* WAT WORDT GEVRAAGD
Neem uit het fragment over het gezag van gewijsde letterlijk het gedeelte over dat begint bij "3.5 De grief" en eindigt bij "de onderhavige huurovereenkomst.".

* TEKSTFRAGMENT
= = =
3.3 Het hof stelt bij de beoordeling van de grief van [appellanten] voorop dat ingevolge het bepaalde in artikel 236 Rv beslissingen die de rechtsbetrekking in geschil betreffen en zijn vervat in een in kracht van gewijsde gegaan vonnis, in een ander geding tussen dezelfde partijen bindende kracht hebben. Ingevolge artikel 236 lid 3 Rv mag het gezag van gewijsde niet ambtshalve worden toegepast. Voorts overweegt het hof dat een beroep op het gezag van gewijsde zo duidelijk behoort te geschieden dat de wederpartij zich daartegen aan de hand van de inhoud van de ingeroepen uitspraak kan verweren.
3.4 Helhoek heeft in de dagvaarding in eerste aanleg van 27 mei 2009 (vetgedrukt) vermeld: “Gedaagden zijn reeds eerder terzake huurachterstand door eiseres gedagvaard resulterend in een vonnis met zaaknummer 451935\ CV EXPL 06-5603\PH/163ph d.d. 9 juni 2008”. Helhoek heeft het betreffende vonnis als productie twee bij deze dagvaarding overgelegd. De enkele vermelding (en bijvoeging) van dit vonnis door Helhoek is naar het oordeel van het hof onvoldoende om daarin een - impliciet - beroep op het gezag van gewijsde van dit vonnis te zien met betrekking tot de hoofdelijke aansprakelijkheid van [A]. Helhoek heeft daarbij immers niet, althans niet voldoende duidelijk, aangegeven van welke rechtsbetrekking(en) in geschil het gezag van gewijsde werd ingeroepen. Voorts heeft Helhoek ook in hoger beroep niet aangegeven dat zij in eerste aanleg nog op een andere wijze een beroep op het gezag van gewijsde heeft gedaan. Uit de overgelegde stukken is daarvan ook niet gebleken.
3.5 De grief van [appellanten] slaagt derhalve. Nu met deze grief enkel de beslissing van de kantonrechter ten aanzien van de hoofdelijke veroordeling van [A] wordt bestreden, ligt op grond van de devolutieve werking van het hoger beroep alleen dit onderdeel van het geschil tussen partijen in hoger beroep voor. Gelet op de herstelfunctie van het hoger beroep kan Helhoek in hoger beroep haar stellingen aanvullen en dat heeft zij ook gedaan. Helhoek heeft in hoger beroep wel uitdrukkelijk een beroep gedaan op het gezag van gewijsde van het vonnis van 9 juni 2008 met betrekking tot de hoofdelijke aansprakelijkheid van [A] ter zake de nakoming van de verplichtingen uit de onderhavige huurovereenkomst.
= = =
* Verzamelde gegevensvermeldingen
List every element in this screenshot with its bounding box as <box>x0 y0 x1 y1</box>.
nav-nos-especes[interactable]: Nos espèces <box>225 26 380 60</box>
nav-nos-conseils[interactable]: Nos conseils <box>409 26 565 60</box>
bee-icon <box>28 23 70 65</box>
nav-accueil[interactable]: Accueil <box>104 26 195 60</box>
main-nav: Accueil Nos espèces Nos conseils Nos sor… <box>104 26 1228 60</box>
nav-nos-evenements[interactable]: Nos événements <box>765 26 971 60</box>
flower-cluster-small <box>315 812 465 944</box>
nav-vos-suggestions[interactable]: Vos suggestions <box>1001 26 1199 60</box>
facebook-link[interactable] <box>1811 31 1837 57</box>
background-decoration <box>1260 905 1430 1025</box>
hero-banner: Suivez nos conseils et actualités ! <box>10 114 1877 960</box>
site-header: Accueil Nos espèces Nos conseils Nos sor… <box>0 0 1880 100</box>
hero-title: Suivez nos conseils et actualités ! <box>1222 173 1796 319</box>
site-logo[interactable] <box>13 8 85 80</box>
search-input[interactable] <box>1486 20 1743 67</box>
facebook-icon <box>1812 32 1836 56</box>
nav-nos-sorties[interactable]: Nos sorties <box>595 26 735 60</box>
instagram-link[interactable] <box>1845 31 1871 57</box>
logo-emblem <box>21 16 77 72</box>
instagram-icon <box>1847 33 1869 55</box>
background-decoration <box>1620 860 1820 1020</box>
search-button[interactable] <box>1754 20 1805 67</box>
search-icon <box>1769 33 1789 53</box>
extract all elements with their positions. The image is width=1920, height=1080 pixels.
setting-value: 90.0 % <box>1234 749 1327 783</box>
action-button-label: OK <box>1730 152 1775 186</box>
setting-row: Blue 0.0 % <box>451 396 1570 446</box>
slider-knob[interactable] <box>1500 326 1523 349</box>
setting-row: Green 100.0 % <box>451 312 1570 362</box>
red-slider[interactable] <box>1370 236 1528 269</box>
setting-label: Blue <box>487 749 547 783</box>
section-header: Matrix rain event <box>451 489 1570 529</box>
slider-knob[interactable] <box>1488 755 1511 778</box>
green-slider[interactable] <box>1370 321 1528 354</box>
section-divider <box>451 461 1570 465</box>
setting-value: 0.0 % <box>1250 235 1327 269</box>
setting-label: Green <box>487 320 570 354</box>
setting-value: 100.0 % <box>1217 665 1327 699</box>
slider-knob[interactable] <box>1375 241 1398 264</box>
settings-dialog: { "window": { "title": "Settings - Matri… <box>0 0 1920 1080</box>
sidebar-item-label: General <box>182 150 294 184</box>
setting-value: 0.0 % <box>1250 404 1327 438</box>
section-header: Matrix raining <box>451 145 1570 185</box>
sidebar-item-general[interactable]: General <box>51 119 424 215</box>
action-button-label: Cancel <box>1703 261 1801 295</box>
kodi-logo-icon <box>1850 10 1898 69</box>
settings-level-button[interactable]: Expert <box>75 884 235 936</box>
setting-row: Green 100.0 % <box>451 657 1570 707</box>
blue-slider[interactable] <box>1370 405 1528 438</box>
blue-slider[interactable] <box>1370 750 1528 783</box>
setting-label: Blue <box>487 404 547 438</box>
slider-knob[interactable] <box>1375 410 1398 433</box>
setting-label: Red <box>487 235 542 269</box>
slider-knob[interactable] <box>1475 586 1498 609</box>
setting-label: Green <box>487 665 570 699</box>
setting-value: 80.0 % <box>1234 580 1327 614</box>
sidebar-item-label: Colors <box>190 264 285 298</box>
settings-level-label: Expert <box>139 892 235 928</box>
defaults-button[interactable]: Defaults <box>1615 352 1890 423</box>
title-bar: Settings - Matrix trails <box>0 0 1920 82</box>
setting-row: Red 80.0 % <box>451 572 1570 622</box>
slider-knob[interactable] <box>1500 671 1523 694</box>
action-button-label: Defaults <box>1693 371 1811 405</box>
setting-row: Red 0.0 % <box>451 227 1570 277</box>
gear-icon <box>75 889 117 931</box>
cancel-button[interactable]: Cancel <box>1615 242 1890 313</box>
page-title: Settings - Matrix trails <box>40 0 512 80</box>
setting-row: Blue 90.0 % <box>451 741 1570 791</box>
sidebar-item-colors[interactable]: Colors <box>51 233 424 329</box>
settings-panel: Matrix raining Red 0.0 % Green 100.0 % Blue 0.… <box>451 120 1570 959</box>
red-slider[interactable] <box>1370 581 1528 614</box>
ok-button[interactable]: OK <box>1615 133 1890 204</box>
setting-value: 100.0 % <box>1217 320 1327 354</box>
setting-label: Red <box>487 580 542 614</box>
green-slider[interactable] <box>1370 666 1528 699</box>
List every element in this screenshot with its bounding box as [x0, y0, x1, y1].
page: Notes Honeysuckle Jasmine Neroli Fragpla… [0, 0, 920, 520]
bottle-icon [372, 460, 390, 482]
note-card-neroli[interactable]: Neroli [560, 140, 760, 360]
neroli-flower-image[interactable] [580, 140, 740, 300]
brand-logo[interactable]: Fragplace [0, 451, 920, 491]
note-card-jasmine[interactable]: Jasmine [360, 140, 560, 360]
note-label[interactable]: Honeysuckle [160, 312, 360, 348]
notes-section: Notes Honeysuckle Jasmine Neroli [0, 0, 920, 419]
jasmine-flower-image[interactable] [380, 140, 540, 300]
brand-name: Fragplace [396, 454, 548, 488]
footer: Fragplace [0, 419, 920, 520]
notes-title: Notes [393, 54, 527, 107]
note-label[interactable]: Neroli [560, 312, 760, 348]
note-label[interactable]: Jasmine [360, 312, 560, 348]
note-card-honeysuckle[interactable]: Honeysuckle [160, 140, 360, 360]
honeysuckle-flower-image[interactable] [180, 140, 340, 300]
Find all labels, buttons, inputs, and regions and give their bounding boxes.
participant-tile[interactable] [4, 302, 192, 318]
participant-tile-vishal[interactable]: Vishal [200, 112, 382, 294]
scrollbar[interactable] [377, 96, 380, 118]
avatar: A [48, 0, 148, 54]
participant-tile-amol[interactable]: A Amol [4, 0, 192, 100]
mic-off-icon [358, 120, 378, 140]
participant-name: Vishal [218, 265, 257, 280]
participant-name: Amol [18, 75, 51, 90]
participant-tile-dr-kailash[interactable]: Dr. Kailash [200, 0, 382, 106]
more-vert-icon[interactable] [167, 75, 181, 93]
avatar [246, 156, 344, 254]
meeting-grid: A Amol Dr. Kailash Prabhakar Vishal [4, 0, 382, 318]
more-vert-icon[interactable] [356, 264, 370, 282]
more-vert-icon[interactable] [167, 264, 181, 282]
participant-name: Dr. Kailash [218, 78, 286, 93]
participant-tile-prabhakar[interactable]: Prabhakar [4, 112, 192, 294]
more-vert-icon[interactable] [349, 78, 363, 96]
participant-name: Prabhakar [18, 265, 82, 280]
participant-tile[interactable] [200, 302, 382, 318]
= = =
* ANTWOORD OP OPDRACHT
3.5 De grief van [appellanten] slaagt derhalve. Nu met deze grief enkel de beslissing van de kantonrechter ten aanzien van de hoofdelijke veroordeling van [A] wordt bestreden, ligt op grond van de devolutieve werking van het hoger beroep alleen dit onderdeel van het geschil tussen partijen in hoger beroep voor. Gelet op de herstelfunctie van het hoger beroep kan Helhoek in hoger beroep haar stellingen aanvullen en dat heeft zij ook gedaan. Helhoek heeft in hoger beroep wel uitdrukkelijk een beroep gedaan op het gezag van gewijsde van het vonnis van 9 juni 2008 met betrekking tot de hoofdelijke aansprakelijkheid van [A] ter zake de nakoming van de verplichtingen uit de onderhavige huurovereenkomst.